◆ **Exercise brief**
Reproduce every line of the listing as written, apart from the pictures.

◆ **Entries from a dataset**
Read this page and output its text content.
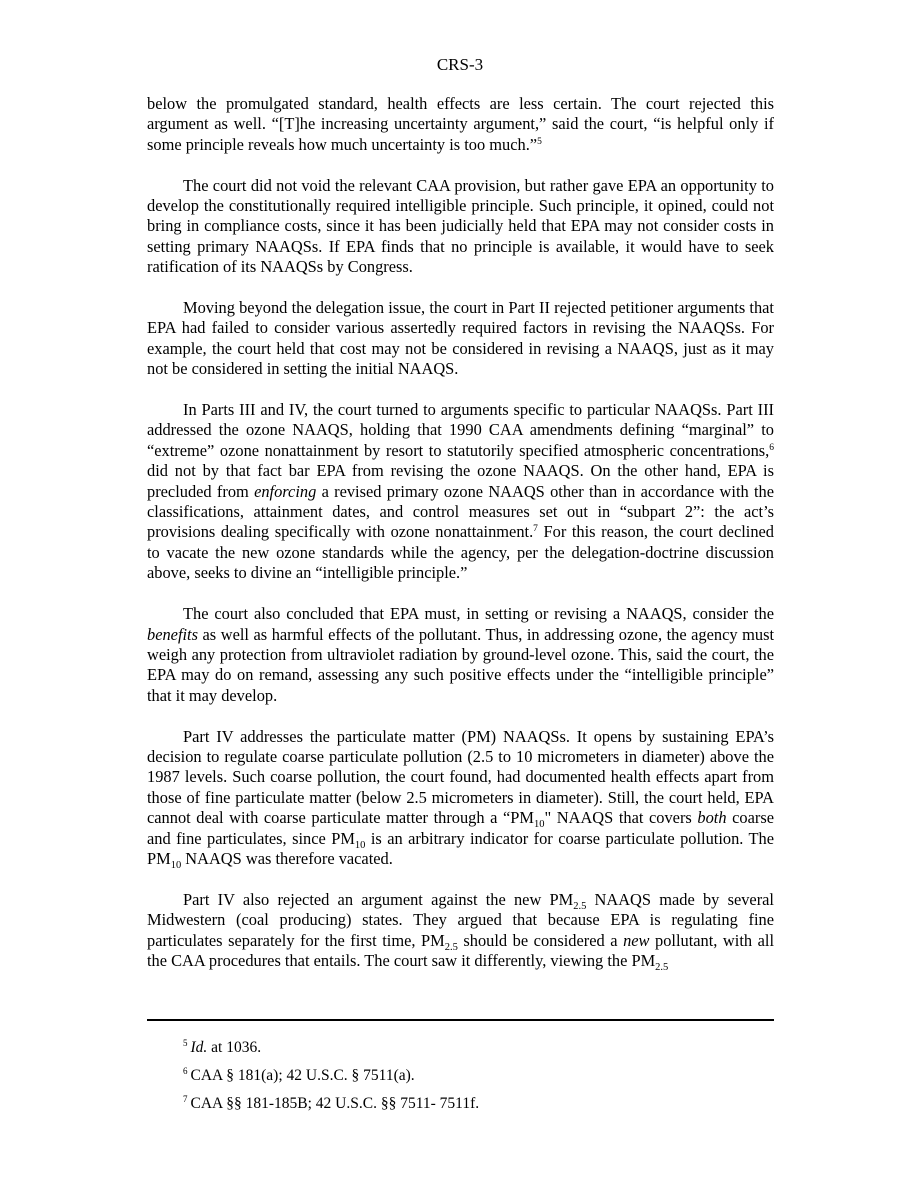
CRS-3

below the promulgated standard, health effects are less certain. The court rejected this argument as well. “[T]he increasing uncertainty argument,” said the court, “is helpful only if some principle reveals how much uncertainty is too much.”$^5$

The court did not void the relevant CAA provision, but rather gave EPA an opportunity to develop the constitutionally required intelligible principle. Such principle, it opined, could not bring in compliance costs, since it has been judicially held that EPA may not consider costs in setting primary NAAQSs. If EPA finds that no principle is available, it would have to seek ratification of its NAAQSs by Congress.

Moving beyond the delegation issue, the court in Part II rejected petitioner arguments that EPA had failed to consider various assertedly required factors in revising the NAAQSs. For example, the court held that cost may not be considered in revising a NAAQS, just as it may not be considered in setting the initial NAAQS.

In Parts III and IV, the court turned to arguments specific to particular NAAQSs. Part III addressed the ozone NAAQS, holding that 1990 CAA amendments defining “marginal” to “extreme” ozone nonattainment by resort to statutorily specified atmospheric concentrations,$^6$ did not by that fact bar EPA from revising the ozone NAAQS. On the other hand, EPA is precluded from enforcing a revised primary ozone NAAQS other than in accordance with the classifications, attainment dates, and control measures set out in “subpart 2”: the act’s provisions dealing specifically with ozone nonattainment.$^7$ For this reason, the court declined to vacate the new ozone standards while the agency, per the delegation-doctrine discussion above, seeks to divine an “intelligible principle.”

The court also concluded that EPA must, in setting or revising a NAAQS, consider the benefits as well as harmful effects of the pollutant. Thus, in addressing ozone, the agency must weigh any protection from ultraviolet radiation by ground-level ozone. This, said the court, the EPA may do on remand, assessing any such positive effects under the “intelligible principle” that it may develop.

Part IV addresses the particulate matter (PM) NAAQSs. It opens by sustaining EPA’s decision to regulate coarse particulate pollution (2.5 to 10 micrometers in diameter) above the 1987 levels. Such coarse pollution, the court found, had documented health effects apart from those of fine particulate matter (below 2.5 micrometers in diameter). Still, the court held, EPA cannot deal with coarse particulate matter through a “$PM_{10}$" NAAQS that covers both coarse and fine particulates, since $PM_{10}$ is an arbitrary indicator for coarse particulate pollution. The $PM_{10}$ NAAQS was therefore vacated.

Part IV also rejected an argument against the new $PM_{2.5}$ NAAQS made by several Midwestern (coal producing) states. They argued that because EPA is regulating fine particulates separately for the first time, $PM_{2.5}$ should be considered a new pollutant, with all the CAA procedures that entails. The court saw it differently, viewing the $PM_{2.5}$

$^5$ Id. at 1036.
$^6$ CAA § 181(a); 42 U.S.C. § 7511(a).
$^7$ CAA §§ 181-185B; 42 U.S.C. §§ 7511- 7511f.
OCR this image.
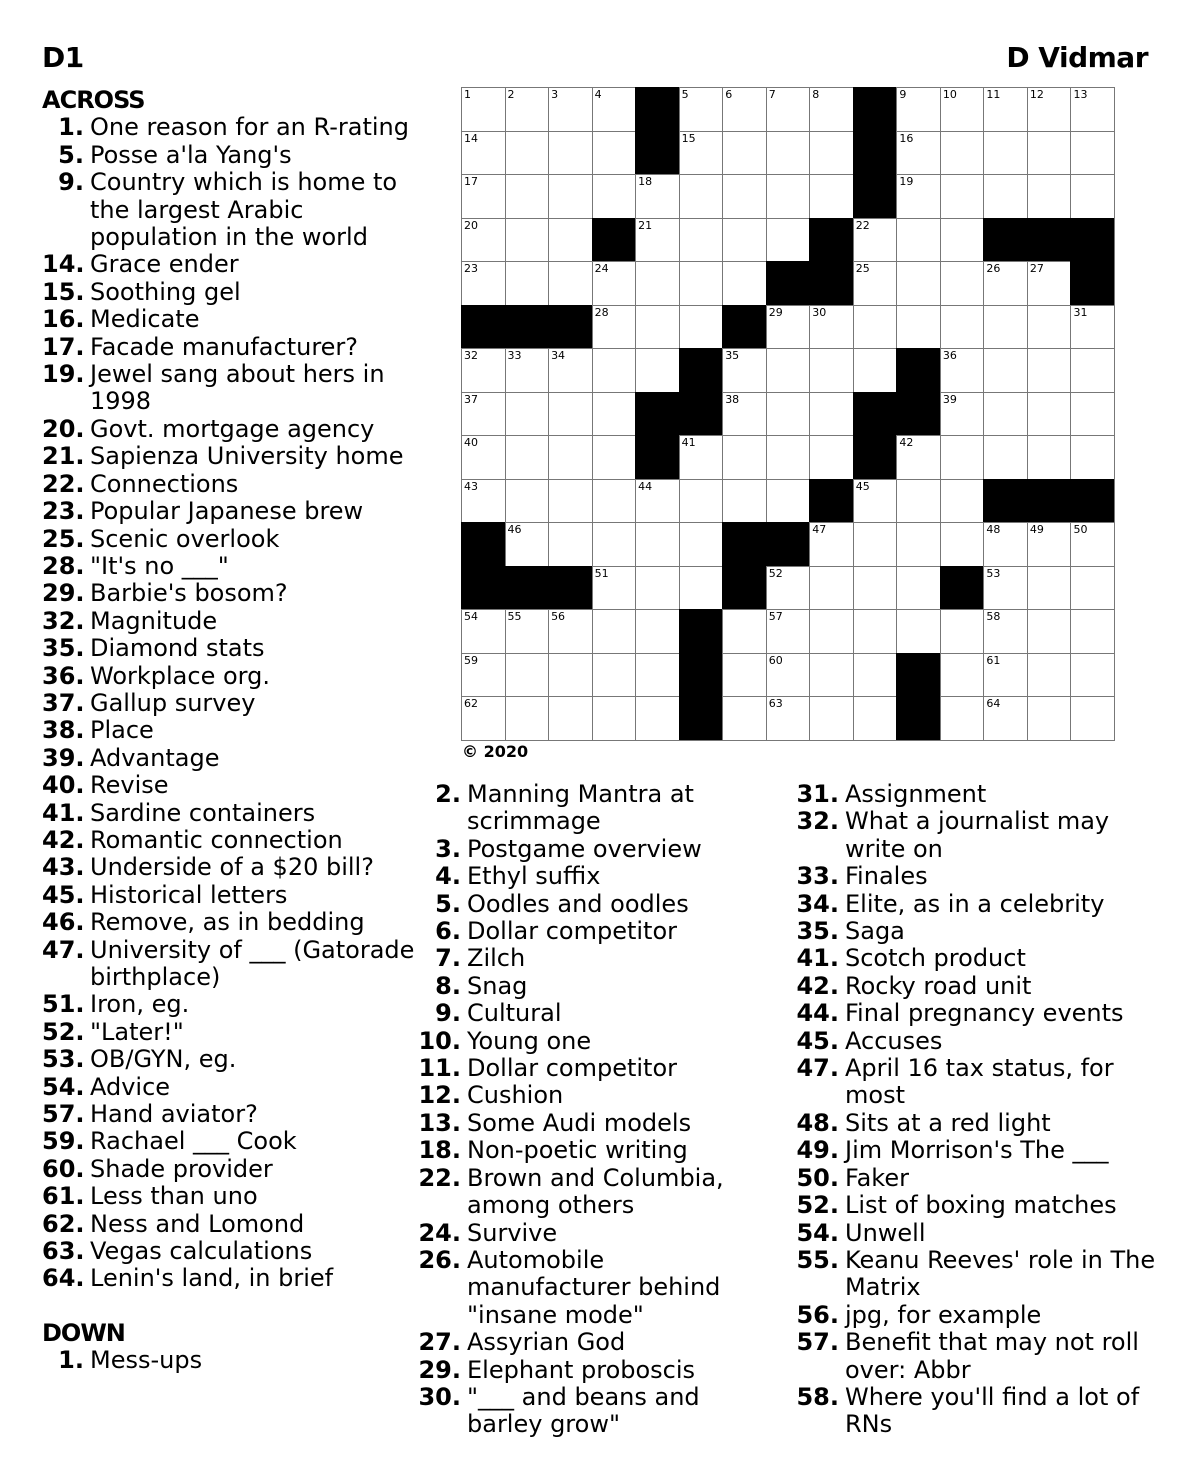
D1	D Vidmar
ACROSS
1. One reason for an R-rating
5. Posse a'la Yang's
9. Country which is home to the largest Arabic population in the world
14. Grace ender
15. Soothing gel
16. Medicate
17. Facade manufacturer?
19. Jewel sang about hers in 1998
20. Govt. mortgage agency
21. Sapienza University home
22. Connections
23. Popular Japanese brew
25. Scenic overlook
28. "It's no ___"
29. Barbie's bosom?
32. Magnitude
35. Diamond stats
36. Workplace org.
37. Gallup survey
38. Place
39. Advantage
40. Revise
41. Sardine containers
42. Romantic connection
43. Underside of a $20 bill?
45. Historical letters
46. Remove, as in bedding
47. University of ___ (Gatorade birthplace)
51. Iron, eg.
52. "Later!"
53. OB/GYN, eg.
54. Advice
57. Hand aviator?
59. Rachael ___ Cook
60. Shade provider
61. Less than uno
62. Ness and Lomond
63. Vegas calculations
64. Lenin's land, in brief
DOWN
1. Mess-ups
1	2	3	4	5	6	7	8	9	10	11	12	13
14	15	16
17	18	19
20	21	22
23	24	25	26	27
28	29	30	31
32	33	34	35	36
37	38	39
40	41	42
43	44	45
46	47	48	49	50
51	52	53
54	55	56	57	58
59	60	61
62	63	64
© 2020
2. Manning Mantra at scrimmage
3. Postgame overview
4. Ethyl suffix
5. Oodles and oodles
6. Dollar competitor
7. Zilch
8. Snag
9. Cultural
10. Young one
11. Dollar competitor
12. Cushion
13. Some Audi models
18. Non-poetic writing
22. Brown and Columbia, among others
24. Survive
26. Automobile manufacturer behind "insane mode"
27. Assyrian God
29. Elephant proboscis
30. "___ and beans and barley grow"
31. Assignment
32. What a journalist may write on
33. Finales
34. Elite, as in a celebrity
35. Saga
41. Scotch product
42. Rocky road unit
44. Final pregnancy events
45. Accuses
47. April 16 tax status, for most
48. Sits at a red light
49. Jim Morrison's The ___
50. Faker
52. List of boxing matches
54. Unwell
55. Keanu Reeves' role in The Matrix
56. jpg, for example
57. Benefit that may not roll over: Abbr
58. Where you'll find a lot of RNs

◆ **Solution to this problem**
Read this page and output its text content.
CRS-3

below the promulgated standard, health effects are less certain. The court rejected this argument as well. “[T]he increasing uncertainty argument,” said the court, “is helpful only if some principle reveals how much uncertainty is too much.”$^5$

The court did not void the relevant CAA provision, but rather gave EPA an opportunity to develop the constitutionally required intelligible principle. Such principle, it opined, could not bring in compliance costs, since it has been judicially held that EPA may not consider costs in setting primary NAAQSs. If EPA finds that no principle is available, it would have to seek ratification of its NAAQSs by Congress.

Moving beyond the delegation issue, the court in Part II rejected petitioner arguments that EPA had failed to consider various assertedly required factors in revising the NAAQSs. For example, the court held that cost may not be considered in revising a NAAQS, just as it may not be considered in setting the initial NAAQS.

In Parts III and IV, the court turned to arguments specific to particular NAAQSs. Part III addressed the ozone NAAQS, holding that 1990 CAA amendments defining “marginal” to “extreme” ozone nonattainment by resort to statutorily specified atmospheric concentrations,$^6$ did not by that fact bar EPA from revising the ozone NAAQS. On the other hand, EPA is precluded from enforcing a revised primary ozone NAAQS other than in accordance with the classifications, attainment dates, and control measures set out in “subpart 2”: the act’s provisions dealing specifically with ozone nonattainment.$^7$ For this reason, the court declined to vacate the new ozone standards while the agency, per the delegation-doctrine discussion above, seeks to divine an “intelligible principle.”

The court also concluded that EPA must, in setting or revising a NAAQS, consider the benefits as well as harmful effects of the pollutant. Thus, in addressing ozone, the agency must weigh any protection from ultraviolet radiation by ground-level ozone. This, said the court, the EPA may do on remand, assessing any such positive effects under the “intelligible principle” that it may develop.

Part IV addresses the particulate matter (PM) NAAQSs. It opens by sustaining EPA’s decision to regulate coarse particulate pollution (2.5 to 10 micrometers in diameter) above the 1987 levels. Such coarse pollution, the court found, had documented health effects apart from those of fine particulate matter (below 2.5 micrometers in diameter). Still, the court held, EPA cannot deal with coarse particulate matter through a “$PM_{10}$" NAAQS that covers both coarse and fine particulates, since $PM_{10}$ is an arbitrary indicator for coarse particulate pollution. The $PM_{10}$ NAAQS was therefore vacated.

Part IV also rejected an argument against the new $PM_{2.5}$ NAAQS made by several Midwestern (coal producing) states. They argued that because EPA is regulating fine particulates separately for the first time, $PM_{2.5}$ should be considered a new pollutant, with all the CAA procedures that entails. The court saw it differently, viewing the $PM_{2.5}$

$^5$ Id. at 1036.
$^6$ CAA § 181(a); 42 U.S.C. § 7511(a).
$^7$ CAA §§ 181-185B; 42 U.S.C. §§ 7511- 7511f.
OCR this image.
D1	D Vidmar
ACROSS
1. One reason for an R-rating
5. Posse a'la Yang's
9. Country which is home to the largest Arabic population in the world
14. Grace ender
15. Soothing gel
16. Medicate
17. Facade manufacturer?
19. Jewel sang about hers in 1998
20. Govt. mortgage agency
21. Sapienza University home
22. Connections
23. Popular Japanese brew
25. Scenic overlook
28. "It's no ___"
29. Barbie's bosom?
32. Magnitude
35. Diamond stats
36. Workplace org.
37. Gallup survey
38. Place
39. Advantage
40. Revise
41. Sardine containers
42. Romantic connection
43. Underside of a $20 bill?
45. Historical letters
46. Remove, as in bedding
47. University of ___ (Gatorade birthplace)
51. Iron, eg.
52. "Later!"
53. OB/GYN, eg.
54. Advice
57. Hand aviator?
59. Rachael ___ Cook
60. Shade provider
61. Less than uno
62. Ness and Lomond
63. Vegas calculations
64. Lenin's land, in brief
DOWN
1. Mess-ups
1	2	3	4	5	6	7	8	9	10	11	12	13
14	15	16
17	18	19
20	21	22
23	24	25	26	27
28	29	30	31
32	33	34	35	36
37	38	39
40	41	42
43	44	45
46	47	48	49	50
51	52	53
54	55	56	57	58
59	60	61
62	63	64
© 2020
2. Manning Mantra at scrimmage
3. Postgame overview
4. Ethyl suffix
5. Oodles and oodles
6. Dollar competitor
7. Zilch
8. Snag
9. Cultural
10. Young one
11. Dollar competitor
12. Cushion
13. Some Audi models
18. Non-poetic writing
22. Brown and Columbia, among others
24. Survive
26. Automobile manufacturer behind "insane mode"
27. Assyrian God
29. Elephant proboscis
30. "___ and beans and barley grow"
31. Assignment
32. What a journalist may write on
33. Finales
34. Elite, as in a celebrity
35. Saga
41. Scotch product
42. Rocky road unit
44. Final pregnancy events
45. Accuses
47. April 16 tax status, for most
48. Sits at a red light
49. Jim Morrison's The ___
50. Faker
52. List of boxing matches
54. Unwell
55. Keanu Reeves' role in The Matrix
56. jpg, for example
57. Benefit that may not roll over: Abbr
58. Where you'll find a lot of RNs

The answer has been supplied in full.